▶ _Entries supplied_
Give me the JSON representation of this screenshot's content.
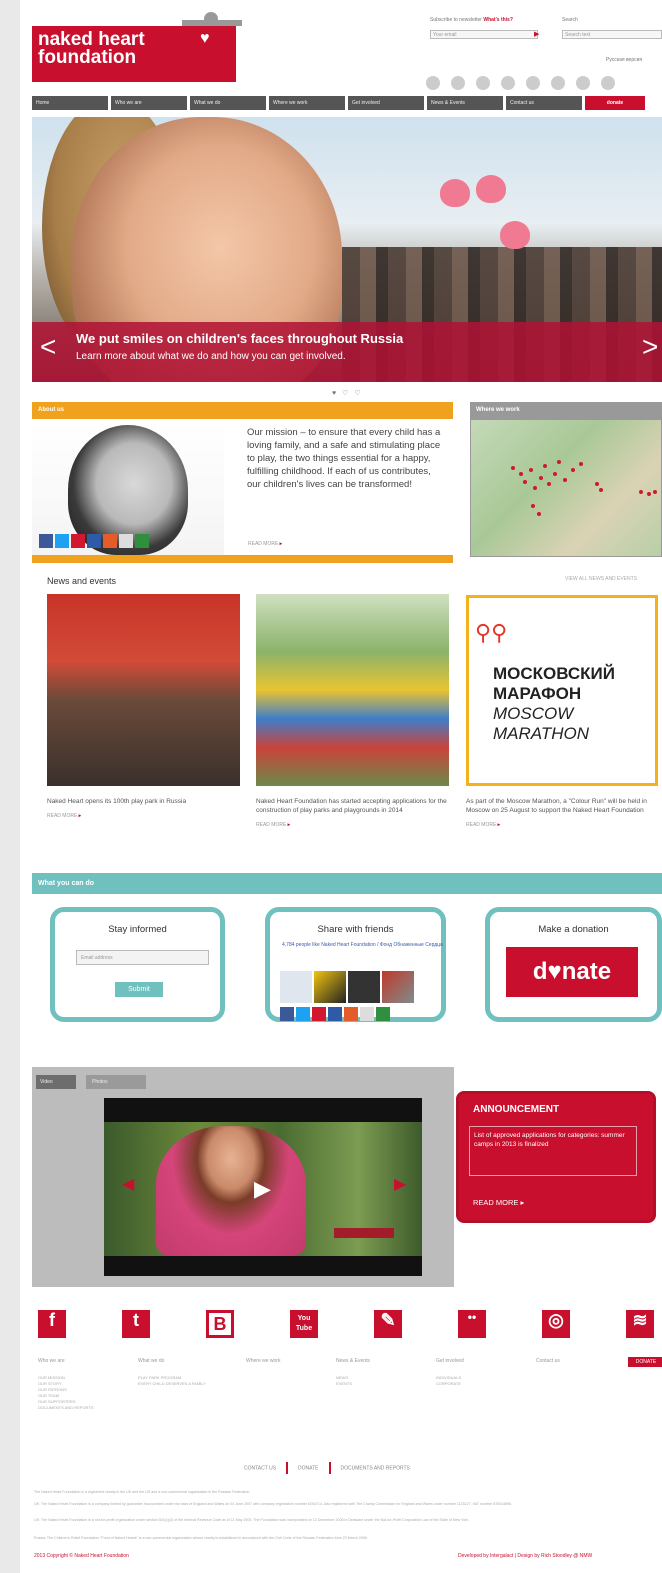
{
  "header": {
    "logo_line1": "naked heart",
    "logo_line2": "foundation",
    "newsletter_label": "Subscribe to newsletter",
    "newsletter_link": "What's this?",
    "newsletter_placeholder": "Your email",
    "search_label": "Search",
    "search_placeholder": "Search text",
    "language_link": "Русская версия"
  },
  "nav": {
    "items": [
      "Home",
      "Who we are",
      "What we do",
      "Where we work",
      "Get involved",
      "News & Events",
      "Contact us"
    ],
    "donate": "donate"
  },
  "hero": {
    "headline": "We put smiles on children's faces throughout Russia",
    "subline": "Learn more about what we do and how you can get involved.",
    "prev": "<",
    "next": ">",
    "dots": "♥ ♡ ♡"
  },
  "about": {
    "heading": "About us",
    "text": "Our mission – to ensure that every child has a loving family, and a safe and stimulating place to play, the two things essential for a happy, fulfilling childhood. If each of us contributes, our children's lives can be transformed!",
    "read_more": "READ MORE"
  },
  "where": {
    "heading": "Where we work"
  },
  "news": {
    "heading": "News and events",
    "all_link": "VIEW ALL NEWS AND EVENTS",
    "items": [
      {
        "text": "Naked Heart opens its 100th play park in Russia",
        "more": "READ MORE"
      },
      {
        "text": "Naked Heart Foundation has started accepting applications for the construction of play parks and playgrounds in 2014",
        "more": "READ MORE"
      },
      {
        "text": "As part of the Moscow Marathon, a \"Colour Run\" will be held in Moscow on 25 August to support the Naked Heart Foundation",
        "more": "READ MORE"
      }
    ],
    "marathon": {
      "line1": "МОСКОВСКИЙ",
      "line2": "МАРАФОН",
      "line3": "MOSCOW",
      "line4": "MARATHON"
    }
  },
  "actions": {
    "heading": "What you can do",
    "stay": {
      "title": "Stay informed",
      "placeholder": "Email address",
      "button": "Submit"
    },
    "share": {
      "title": "Share with friends",
      "fb_text": "4,784 people like Naked Heart Foundation / Фонд Обнаженные Сердца"
    },
    "donate": {
      "title": "Make a donation",
      "button": "d♥nate"
    }
  },
  "media": {
    "tab1": "Video",
    "tab2": "Photos",
    "announcement_title": "ANNOUNCEMENT",
    "announcement_text": "List of approved applications for categories: summer camps in 2013 is finalized",
    "announcement_more": "READ MORE ▸"
  },
  "footer": {
    "icons": [
      "f",
      "t",
      "B",
      "You Tube",
      "✎",
      "••",
      "◎",
      "≋"
    ],
    "columns": [
      {
        "title": "Who we are",
        "items": [
          "OUR MISSION",
          "OUR STORY",
          "OUR PATRONS",
          "OUR TEAM",
          "OUR SUPPORTERS",
          "DOCUMENTS AND REPORTS"
        ]
      },
      {
        "title": "What we do",
        "items": [
          "PLAY PARK PROGRAM",
          "EVERY CHILD DESERVES A FAMILY"
        ]
      },
      {
        "title": "Where we work",
        "items": []
      },
      {
        "title": "News & Events",
        "items": [
          "NEWS",
          "EVENTS"
        ]
      },
      {
        "title": "Get involved",
        "items": [
          "INDIVIDUALS",
          "CORPORATE"
        ]
      },
      {
        "title": "Contact us",
        "items": []
      }
    ],
    "donate": "DONATE",
    "links": [
      "CONTACT US",
      "DONATE",
      "DOCUMENTS AND REPORTS"
    ],
    "legal": [
      "The Naked Heart Foundation is a registered charity in the UK and the US and a non-commercial organisation in the Russian Federation.",
      "UK: The Naked Heart Foundation is a company limited by guarantee incorporated under the laws of England and Wales on 04 June 2007 with company registration number 6254714. Also registered with The Charity Commission for England and Wales under number 1123127, VAT number 870514696.",
      "US: The Naked Heart Foundation is a not-for-profit organization under section 501(c)(3) of the Internal Revenue Code as of 11 May 2009. The Foundation was incorporated on 12 December 2008 in Delaware under the Not-for-Profit Corporation Law of the State of New York.",
      "Russia: The Children's Relief Foundation \"Fund of Naked Hearts\" is a non-commercial organization whose charity is established in accordance with the Civil Code of the Russian Federation from 23 March 2006."
    ],
    "copyright": "2013 Copyright © Naked Heart Foundation",
    "credit": "Developed by Intergalact | Design by Rich Stoodley @ NMW"
  }
}
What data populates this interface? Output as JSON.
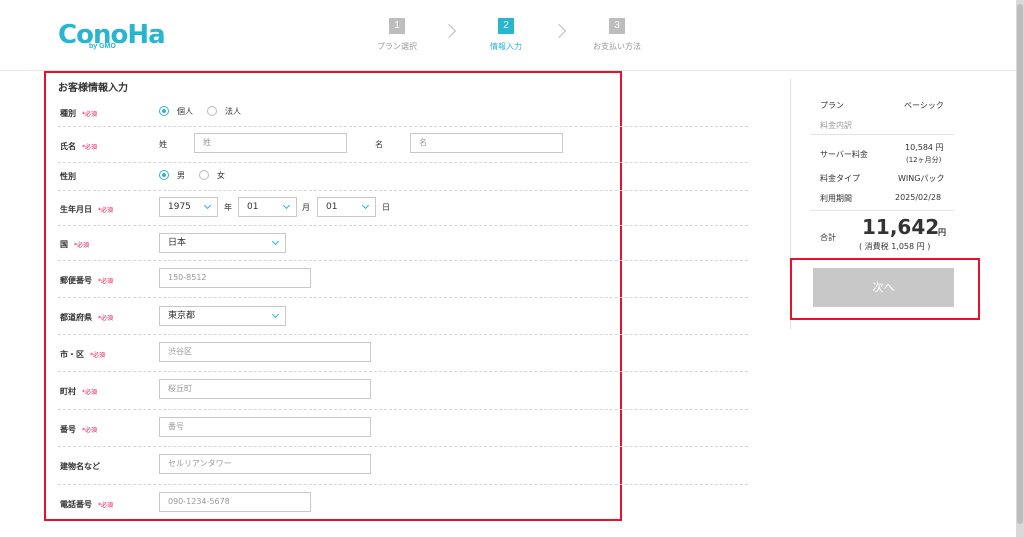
{
  "brand": {
    "logo_text": "ConoHa",
    "logo_sub": "by GMO",
    "accent": "#28b6cf"
  },
  "steps": [
    {
      "num": "1",
      "label": "プラン選択",
      "active": false
    },
    {
      "num": "2",
      "label": "情報入力",
      "active": true
    },
    {
      "num": "3",
      "label": "お支払い方法",
      "active": false
    }
  ],
  "form": {
    "title": "お客様情報入力",
    "required_mark": "*必須",
    "type": {
      "label": "種別",
      "options": [
        "個人",
        "法人"
      ],
      "selected": "個人"
    },
    "name": {
      "label": "氏名",
      "last_label": "姓",
      "last_placeholder": "姓",
      "first_label": "名",
      "first_placeholder": "名"
    },
    "gender": {
      "label": "性別",
      "options": [
        "男",
        "女"
      ],
      "selected": "男"
    },
    "birth": {
      "label": "生年月日",
      "year": "1975",
      "year_unit": "年",
      "month": "01",
      "month_unit": "月",
      "day": "01",
      "day_unit": "日"
    },
    "country": {
      "label": "国",
      "value": "日本"
    },
    "postal": {
      "label": "郵便番号",
      "placeholder": "150-8512"
    },
    "prefecture": {
      "label": "都道府県",
      "value": "東京都"
    },
    "city": {
      "label": "市・区",
      "placeholder": "渋谷区"
    },
    "town": {
      "label": "町村",
      "placeholder": "桜丘町"
    },
    "number": {
      "label": "番号",
      "placeholder": "番号"
    },
    "building": {
      "label": "建物名など",
      "placeholder": "セルリアンタワー"
    },
    "phone": {
      "label": "電話番号",
      "placeholder": "090-1234-5678"
    }
  },
  "summary": {
    "plan_label": "プラン",
    "plan_value": "ベーシック",
    "breakdown_label": "料金内訳",
    "server_fee_label": "サーバー料金",
    "server_fee_value": "10,584 円",
    "server_fee_note": "(12ヶ月分)",
    "fee_type_label": "料金タイプ",
    "fee_type_value": "WINGパック",
    "period_label": "利用期間",
    "period_value": "2025/02/28",
    "total_label": "合計",
    "total_value": "11,642",
    "total_unit": "円",
    "tax_note": "( 消費税 1,058 円 )"
  },
  "next_button": "次へ"
}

▶ _Task requirements_
Give back all entries exactly. No pictures belong in the copy.

▶ _Expected answer_
Give me the JSON representation of this screenshot's content.
{
  "header": {
    "logo_line1": "naked heart",
    "logo_line2": "foundation",
    "newsletter_label": "Subscribe to newsletter",
    "newsletter_link": "What's this?",
    "newsletter_placeholder": "Your email",
    "search_label": "Search",
    "search_placeholder": "Search text",
    "language_link": "Русская версия"
  },
  "nav": {
    "items": [
      "Home",
      "Who we are",
      "What we do",
      "Where we work",
      "Get involved",
      "News & Events",
      "Contact us"
    ],
    "donate": "donate"
  },
  "hero": {
    "headline": "We put smiles on children's faces throughout Russia",
    "subline": "Learn more about what we do and how you can get involved.",
    "prev": "<",
    "next": ">",
    "dots": "♥ ♡ ♡"
  },
  "about": {
    "heading": "About us",
    "text": "Our mission – to ensure that every child has a loving family, and a safe and stimulating place to play, the two things essential for a happy, fulfilling childhood. If each of us contributes, our children's lives can be transformed!",
    "read_more": "READ MORE"
  },
  "where": {
    "heading": "Where we work"
  },
  "news": {
    "heading": "News and events",
    "all_link": "VIEW ALL NEWS AND EVENTS",
    "items": [
      {
        "text": "Naked Heart opens its 100th play park in Russia",
        "more": "READ MORE"
      },
      {
        "text": "Naked Heart Foundation has started accepting applications for the construction of play parks and playgrounds in 2014",
        "more": "READ MORE"
      },
      {
        "text": "As part of the Moscow Marathon, a \"Colour Run\" will be held in Moscow on 25 August to support the Naked Heart Foundation",
        "more": "READ MORE"
      }
    ],
    "marathon": {
      "line1": "МОСКОВСКИЙ",
      "line2": "МАРАФОН",
      "line3": "MOSCOW",
      "line4": "MARATHON"
    }
  },
  "actions": {
    "heading": "What you can do",
    "stay": {
      "title": "Stay informed",
      "placeholder": "Email address",
      "button": "Submit"
    },
    "share": {
      "title": "Share with friends",
      "fb_text": "4,784 people like Naked Heart Foundation / Фонд Обнаженные Сердца"
    },
    "donate": {
      "title": "Make a donation",
      "button": "d♥nate"
    }
  },
  "media": {
    "tab1": "Video",
    "tab2": "Photos",
    "announcement_title": "ANNOUNCEMENT",
    "announcement_text": "List of approved applications for categories: summer camps in 2013 is finalized",
    "announcement_more": "READ MORE ▸"
  },
  "footer": {
    "icons": [
      "f",
      "t",
      "B",
      "You Tube",
      "✎",
      "••",
      "◎",
      "≋"
    ],
    "columns": [
      {
        "title": "Who we are",
        "items": [
          "OUR MISSION",
          "OUR STORY",
          "OUR PATRONS",
          "OUR TEAM",
          "OUR SUPPORTERS",
          "DOCUMENTS AND REPORTS"
        ]
      },
      {
        "title": "What we do",
        "items": [
          "PLAY PARK PROGRAM",
          "EVERY CHILD DESERVES A FAMILY"
        ]
      },
      {
        "title": "Where we work",
        "items": []
      },
      {
        "title": "News & Events",
        "items": [
          "NEWS",
          "EVENTS"
        ]
      },
      {
        "title": "Get involved",
        "items": [
          "INDIVIDUALS",
          "CORPORATE"
        ]
      },
      {
        "title": "Contact us",
        "items": []
      }
    ],
    "donate": "DONATE",
    "links": [
      "CONTACT US",
      "DONATE",
      "DOCUMENTS AND REPORTS"
    ],
    "legal": [
      "The Naked Heart Foundation is a registered charity in the UK and the US and a non-commercial organisation in the Russian Federation.",
      "UK: The Naked Heart Foundation is a company limited by guarantee incorporated under the laws of England and Wales on 04 June 2007 with company registration number 6254714. Also registered with The Charity Commission for England and Wales under number 1123127, VAT number 870514696.",
      "US: The Naked Heart Foundation is a not-for-profit organization under section 501(c)(3) of the Internal Revenue Code as of 11 May 2009. The Foundation was incorporated on 12 December 2008 in Delaware under the Not-for-Profit Corporation Law of the State of New York.",
      "Russia: The Children's Relief Foundation \"Fund of Naked Hearts\" is a non-commercial organization whose charity is established in accordance with the Civil Code of the Russian Federation from 23 March 2006."
    ],
    "copyright": "2013 Copyright © Naked Heart Foundation",
    "credit": "Developed by Intergalact | Design by Rich Stoodley @ NMW"
  }
}
What data populates this interface? Output as JSON.
{
  "brand": {
    "logo_text": "ConoHa",
    "logo_sub": "by GMO",
    "accent": "#28b6cf"
  },
  "steps": [
    {
      "num": "1",
      "label": "プラン選択",
      "active": false
    },
    {
      "num": "2",
      "label": "情報入力",
      "active": true
    },
    {
      "num": "3",
      "label": "お支払い方法",
      "active": false
    }
  ],
  "form": {
    "title": "お客様情報入力",
    "required_mark": "*必須",
    "type": {
      "label": "種別",
      "options": [
        "個人",
        "法人"
      ],
      "selected": "個人"
    },
    "name": {
      "label": "氏名",
      "last_label": "姓",
      "last_placeholder": "姓",
      "first_label": "名",
      "first_placeholder": "名"
    },
    "gender": {
      "label": "性別",
      "options": [
        "男",
        "女"
      ],
      "selected": "男"
    },
    "birth": {
      "label": "生年月日",
      "year": "1975",
      "year_unit": "年",
      "month": "01",
      "month_unit": "月",
      "day": "01",
      "day_unit": "日"
    },
    "country": {
      "label": "国",
      "value": "日本"
    },
    "postal": {
      "label": "郵便番号",
      "placeholder": "150-8512"
    },
    "prefecture": {
      "label": "都道府県",
      "value": "東京都"
    },
    "city": {
      "label": "市・区",
      "placeholder": "渋谷区"
    },
    "town": {
      "label": "町村",
      "placeholder": "桜丘町"
    },
    "number": {
      "label": "番号",
      "placeholder": "番号"
    },
    "building": {
      "label": "建物名など",
      "placeholder": "セルリアンタワー"
    },
    "phone": {
      "label": "電話番号",
      "placeholder": "090-1234-5678"
    }
  },
  "summary": {
    "plan_label": "プラン",
    "plan_value": "ベーシック",
    "breakdown_label": "料金内訳",
    "server_fee_label": "サーバー料金",
    "server_fee_value": "10,584 円",
    "server_fee_note": "(12ヶ月分)",
    "fee_type_label": "料金タイプ",
    "fee_type_value": "WINGパック",
    "period_label": "利用期間",
    "period_value": "2025/02/28",
    "total_label": "合計",
    "total_value": "11,642",
    "total_unit": "円",
    "tax_note": "( 消費税 1,058 円 )"
  },
  "next_button": "次へ"
}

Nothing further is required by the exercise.